→ Problem requirements:
For every line in the records that has the word "prefix", make a copy.

____

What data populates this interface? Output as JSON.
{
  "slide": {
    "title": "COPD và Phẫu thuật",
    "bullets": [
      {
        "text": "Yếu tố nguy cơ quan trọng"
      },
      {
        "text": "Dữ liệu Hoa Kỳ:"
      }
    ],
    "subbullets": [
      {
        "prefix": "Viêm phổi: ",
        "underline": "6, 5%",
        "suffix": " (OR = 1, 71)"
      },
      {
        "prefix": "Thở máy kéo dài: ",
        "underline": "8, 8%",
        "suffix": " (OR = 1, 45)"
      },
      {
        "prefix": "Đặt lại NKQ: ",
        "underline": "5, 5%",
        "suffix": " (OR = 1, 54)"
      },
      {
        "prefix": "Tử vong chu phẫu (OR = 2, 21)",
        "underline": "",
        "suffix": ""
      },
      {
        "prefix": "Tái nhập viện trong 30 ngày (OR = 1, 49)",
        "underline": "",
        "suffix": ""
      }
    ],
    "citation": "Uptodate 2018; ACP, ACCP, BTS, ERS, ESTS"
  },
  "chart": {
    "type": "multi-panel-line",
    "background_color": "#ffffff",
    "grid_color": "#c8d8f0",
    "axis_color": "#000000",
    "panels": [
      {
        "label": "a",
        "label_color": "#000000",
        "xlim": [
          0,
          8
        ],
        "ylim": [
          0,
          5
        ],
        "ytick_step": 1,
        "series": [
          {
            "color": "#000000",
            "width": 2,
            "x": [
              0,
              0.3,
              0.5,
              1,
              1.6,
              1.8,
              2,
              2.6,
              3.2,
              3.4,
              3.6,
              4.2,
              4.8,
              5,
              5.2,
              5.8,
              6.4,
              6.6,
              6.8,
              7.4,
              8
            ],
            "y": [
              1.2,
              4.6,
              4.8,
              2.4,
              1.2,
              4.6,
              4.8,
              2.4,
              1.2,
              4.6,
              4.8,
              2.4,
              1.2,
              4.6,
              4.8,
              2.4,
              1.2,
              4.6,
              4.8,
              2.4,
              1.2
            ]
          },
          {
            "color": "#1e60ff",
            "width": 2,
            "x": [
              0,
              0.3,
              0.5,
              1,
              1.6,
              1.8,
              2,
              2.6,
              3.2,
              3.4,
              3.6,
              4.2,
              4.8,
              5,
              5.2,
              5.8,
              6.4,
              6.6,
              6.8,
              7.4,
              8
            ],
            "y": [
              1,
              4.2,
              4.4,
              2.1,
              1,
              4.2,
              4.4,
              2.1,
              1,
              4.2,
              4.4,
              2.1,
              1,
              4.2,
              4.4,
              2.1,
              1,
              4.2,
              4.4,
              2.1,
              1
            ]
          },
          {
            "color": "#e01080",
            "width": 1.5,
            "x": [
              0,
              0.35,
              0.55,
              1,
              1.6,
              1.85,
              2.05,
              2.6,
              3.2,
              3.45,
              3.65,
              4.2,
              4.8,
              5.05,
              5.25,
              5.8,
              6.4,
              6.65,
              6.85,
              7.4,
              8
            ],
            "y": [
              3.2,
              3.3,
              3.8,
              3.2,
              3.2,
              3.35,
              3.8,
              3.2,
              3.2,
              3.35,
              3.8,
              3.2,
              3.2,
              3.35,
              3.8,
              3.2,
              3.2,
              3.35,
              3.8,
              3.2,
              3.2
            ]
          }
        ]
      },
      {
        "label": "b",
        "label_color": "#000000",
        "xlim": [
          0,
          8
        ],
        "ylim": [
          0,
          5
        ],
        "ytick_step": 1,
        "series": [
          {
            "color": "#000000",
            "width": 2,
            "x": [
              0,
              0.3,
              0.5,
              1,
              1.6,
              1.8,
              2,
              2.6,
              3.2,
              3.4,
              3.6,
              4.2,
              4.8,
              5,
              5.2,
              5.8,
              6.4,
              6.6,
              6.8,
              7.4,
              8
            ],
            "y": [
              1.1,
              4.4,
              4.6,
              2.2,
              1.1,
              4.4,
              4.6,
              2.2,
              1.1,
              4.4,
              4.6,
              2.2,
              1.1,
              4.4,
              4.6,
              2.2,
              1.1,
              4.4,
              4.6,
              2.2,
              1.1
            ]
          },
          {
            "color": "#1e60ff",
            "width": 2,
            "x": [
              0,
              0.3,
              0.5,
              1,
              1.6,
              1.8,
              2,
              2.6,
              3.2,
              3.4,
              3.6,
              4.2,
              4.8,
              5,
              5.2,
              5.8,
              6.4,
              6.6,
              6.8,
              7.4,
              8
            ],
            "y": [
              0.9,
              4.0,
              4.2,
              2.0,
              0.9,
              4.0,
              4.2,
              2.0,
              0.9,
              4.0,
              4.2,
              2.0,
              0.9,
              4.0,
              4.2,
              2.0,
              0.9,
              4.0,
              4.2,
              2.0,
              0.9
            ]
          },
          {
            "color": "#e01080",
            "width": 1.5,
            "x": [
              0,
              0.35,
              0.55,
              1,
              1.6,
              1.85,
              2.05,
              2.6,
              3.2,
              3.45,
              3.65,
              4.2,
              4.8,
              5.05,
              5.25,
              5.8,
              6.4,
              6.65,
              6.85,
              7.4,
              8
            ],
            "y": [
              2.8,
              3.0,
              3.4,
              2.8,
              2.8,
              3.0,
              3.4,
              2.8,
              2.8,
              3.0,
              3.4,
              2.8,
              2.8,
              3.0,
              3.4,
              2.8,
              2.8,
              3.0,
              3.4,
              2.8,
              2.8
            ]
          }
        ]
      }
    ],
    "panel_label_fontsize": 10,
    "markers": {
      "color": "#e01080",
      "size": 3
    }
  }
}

____

→ Solution to the problem:
        "prefix": "Viêm phổi: ",
        "prefix": "Thở máy kéo dài: ",
        "prefix": "Đặt lại NKQ: ",
        "prefix": "Tử vong chu phẫu (OR = 2, 21)",
        "prefix": "Tái nhập viện trong 30 ngày (OR = 1, 49)",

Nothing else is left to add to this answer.